#### What is expected:
Can you retype the stretch from "There's room to" through "with a rejection." in the passage on resolving versus rejecting promises, keeping every character as it stands?

(Beginning of Supplied passage)

There is lots of design flexibility for what you decide is a resolved promise and what is a rejected promise so there is no precise answer to that for all situations. It often takes some code design judgement to decide what best fits your situataion. Here are some thoughts:

  1. If there's a true error and any sequence of operations of which this is one should be stopped, then it's clear you want a rejection. For example, if you're making a database query and can't even connect to the database, you would clearly reject.

  2. If there's no actual error, but a query doesn't find a match, then that would typically not be a rejection, but rather a null or empty sort of resolve. The query found an empty set of results.

  3. Now, to your question about debiting an account. I would think this would generally be an error. For concurrency reasons, you shouldn't have separate functions that check the balance and then separately debit it. You need an atomic database operation that attempts to debit and will succeed or fail based on the current balance. So, if the operation is to debit the account by X amount and that does not succeed, I would think you would probably reject. The reason I'd select that design option is that if debiting the account is one of several operations that are part of some larger operation, then you want a chain of operations to be stopped when the debit fails. If you don't reject, then everyone who calls this asynchronous debit function will have to have separate "did it really succeed" test code which doesn't seem proper here. It should reject with a specific error that allows the caller to see exactly why it rejected.

Let's say in a situation where I am checking the balance before debiting an account, would the result where the balance is insufficient be a resolve or a reject?

There's room to go either way, but as I said above, I'd probably make it a reject because if this was part of a sequence of operations (debit account, then place order, send copy of order to user), I'd want the code flow to take a different path if this failed and that's easiest to code with a rejection.

In general, you want the successful path through your code to be able to be coded like this (if possible):

try {
     await op1();
     await op2();
     await opt3();
} catch(e) {
    // handle errors here
}

And, not something like:

try {
     let val = await op1();
     if (val === "success") {
         await op2();
         ....
     } else {
         // some other error here
     }
 } catch(e) {
    // handle some errors here
 }

Does Resolve/Reject pertain to success or failure of code execution or that of the logical process?

There is no black and white here. Ultimately, it's success or failure of the intended operation of the function and interpreting that is up to you. For example, fetch() in the browser resolves if any response is received from the server, even if it is a 404 or 500. The designers of fetch() decided that it would only reject if the underlying networking operation failed to reach the server and they would leave the interpretation of individual status codes to the calling application. But, often times, our applications want 4xx and 5xx statuses to be rejections (an unsuccessful operation). So, I sometimes use a wrapper around fetch that converts those statuses to rejections. So, hopefully you can see, it's really up to the designer of the code to decide which is most useful.

If you had a function called debitAccount(), it would make sense to me that it would be considered to have failed if there are insufficient funds in the account and thus that function would reject. But, if you had a function called checkBalance() that checks to see if a particular balance is present or not, then that would resolve true or false and only actual database errors would be rejections.

(End of Supplied passage)
(Beginning of Listed records)

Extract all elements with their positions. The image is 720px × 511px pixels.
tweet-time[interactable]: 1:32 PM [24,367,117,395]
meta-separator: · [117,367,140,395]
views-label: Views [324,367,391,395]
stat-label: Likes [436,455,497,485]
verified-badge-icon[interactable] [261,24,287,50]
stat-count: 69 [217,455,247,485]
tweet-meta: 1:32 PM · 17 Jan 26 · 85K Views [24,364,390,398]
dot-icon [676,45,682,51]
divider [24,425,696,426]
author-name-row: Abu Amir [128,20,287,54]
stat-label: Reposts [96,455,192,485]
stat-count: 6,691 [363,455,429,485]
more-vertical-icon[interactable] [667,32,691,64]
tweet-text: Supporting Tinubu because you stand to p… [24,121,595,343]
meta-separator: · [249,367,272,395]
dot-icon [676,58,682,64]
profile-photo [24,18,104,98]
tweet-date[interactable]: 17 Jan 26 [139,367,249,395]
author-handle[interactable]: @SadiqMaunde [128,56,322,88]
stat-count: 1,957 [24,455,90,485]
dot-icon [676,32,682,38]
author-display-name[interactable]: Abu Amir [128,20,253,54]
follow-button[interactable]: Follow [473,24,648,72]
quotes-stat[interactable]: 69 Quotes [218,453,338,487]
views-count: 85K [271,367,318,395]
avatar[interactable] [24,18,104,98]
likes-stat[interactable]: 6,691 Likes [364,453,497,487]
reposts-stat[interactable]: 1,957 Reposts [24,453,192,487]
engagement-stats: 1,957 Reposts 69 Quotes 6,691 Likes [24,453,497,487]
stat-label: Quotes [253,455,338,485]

(End of Listed records)

#### Solution for this problem:
There's room to go either way, but as I said above, I'd probably make it a reject because if this was part of a sequence of operations (debit account, then place order, send copy of order to user), I'd want the code flow to take a different path if this failed and that's easiest to code with a rejection.